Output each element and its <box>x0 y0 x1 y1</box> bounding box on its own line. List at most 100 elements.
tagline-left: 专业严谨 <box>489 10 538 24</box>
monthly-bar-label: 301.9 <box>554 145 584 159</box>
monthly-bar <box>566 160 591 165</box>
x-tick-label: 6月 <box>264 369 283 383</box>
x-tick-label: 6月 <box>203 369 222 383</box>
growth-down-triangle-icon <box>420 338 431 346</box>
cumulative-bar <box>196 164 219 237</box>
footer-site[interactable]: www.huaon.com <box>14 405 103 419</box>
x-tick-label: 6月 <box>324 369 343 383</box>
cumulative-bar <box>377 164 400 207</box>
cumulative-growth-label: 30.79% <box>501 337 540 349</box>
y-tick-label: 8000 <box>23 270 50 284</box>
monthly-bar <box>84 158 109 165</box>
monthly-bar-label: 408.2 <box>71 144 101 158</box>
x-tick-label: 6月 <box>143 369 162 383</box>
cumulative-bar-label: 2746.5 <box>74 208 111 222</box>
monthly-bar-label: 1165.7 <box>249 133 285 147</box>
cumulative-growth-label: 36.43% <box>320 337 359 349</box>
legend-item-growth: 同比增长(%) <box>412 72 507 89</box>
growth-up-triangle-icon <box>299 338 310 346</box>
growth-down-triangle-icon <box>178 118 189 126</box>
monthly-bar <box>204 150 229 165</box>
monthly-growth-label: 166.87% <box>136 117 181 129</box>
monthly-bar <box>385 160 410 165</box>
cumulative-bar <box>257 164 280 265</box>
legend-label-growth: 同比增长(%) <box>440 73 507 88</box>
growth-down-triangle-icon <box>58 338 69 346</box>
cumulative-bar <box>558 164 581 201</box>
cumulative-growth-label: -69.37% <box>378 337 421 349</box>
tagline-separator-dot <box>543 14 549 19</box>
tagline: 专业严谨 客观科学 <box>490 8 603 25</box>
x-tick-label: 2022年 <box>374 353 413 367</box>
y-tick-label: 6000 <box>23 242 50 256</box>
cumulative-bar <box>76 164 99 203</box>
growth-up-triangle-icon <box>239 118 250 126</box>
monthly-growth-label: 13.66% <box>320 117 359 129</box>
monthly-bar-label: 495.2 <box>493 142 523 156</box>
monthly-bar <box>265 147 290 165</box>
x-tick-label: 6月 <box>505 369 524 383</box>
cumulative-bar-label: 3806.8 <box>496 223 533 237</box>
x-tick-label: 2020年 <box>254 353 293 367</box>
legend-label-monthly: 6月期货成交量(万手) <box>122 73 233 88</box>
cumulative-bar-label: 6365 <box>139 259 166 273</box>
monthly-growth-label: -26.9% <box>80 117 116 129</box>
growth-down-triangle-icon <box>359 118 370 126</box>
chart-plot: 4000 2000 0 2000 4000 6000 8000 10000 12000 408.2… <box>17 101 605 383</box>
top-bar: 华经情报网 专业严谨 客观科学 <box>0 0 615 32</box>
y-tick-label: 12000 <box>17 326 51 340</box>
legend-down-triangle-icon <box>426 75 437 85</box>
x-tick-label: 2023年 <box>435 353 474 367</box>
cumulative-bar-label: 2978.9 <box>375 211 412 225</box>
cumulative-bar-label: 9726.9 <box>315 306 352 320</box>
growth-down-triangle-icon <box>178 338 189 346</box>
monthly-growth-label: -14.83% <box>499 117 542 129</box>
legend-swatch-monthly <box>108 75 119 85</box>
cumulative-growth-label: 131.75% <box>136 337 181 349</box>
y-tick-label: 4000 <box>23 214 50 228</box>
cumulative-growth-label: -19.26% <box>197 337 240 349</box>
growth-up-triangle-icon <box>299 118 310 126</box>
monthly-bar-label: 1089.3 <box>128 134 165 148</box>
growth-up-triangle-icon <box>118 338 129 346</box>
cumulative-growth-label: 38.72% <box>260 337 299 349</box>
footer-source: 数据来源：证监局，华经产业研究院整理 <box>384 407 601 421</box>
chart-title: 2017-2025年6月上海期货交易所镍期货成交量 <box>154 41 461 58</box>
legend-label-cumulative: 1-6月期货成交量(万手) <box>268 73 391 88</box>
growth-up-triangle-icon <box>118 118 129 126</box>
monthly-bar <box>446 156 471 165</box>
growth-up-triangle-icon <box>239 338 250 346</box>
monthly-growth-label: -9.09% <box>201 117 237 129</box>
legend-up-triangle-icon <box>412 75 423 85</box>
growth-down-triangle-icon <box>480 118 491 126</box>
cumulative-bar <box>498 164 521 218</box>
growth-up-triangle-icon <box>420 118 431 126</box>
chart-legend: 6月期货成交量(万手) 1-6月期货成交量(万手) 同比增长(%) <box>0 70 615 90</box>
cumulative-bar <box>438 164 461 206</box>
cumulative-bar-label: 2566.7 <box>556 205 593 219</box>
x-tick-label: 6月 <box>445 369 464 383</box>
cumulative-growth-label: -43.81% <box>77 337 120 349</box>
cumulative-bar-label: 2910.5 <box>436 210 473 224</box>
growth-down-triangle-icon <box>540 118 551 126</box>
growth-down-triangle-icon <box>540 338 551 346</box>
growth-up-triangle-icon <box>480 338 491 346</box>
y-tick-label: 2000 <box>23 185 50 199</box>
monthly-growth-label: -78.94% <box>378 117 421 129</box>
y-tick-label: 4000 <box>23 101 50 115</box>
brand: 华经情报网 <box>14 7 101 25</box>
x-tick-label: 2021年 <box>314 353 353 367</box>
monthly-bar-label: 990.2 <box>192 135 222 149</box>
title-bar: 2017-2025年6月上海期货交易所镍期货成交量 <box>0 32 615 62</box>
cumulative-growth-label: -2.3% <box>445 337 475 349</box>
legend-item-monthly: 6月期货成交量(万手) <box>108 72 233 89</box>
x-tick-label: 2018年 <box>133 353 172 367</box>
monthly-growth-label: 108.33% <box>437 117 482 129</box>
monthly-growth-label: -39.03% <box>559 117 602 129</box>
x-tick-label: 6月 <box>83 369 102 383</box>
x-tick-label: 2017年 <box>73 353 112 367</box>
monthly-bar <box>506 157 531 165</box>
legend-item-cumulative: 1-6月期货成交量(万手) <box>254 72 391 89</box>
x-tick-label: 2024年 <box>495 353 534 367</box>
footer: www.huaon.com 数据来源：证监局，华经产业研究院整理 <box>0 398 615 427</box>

....

GOAL
Tally the lines in the entries that contain the string "专业严谨", treating case as significant, and reply with the number alone.

CORRECT OUTPUT
3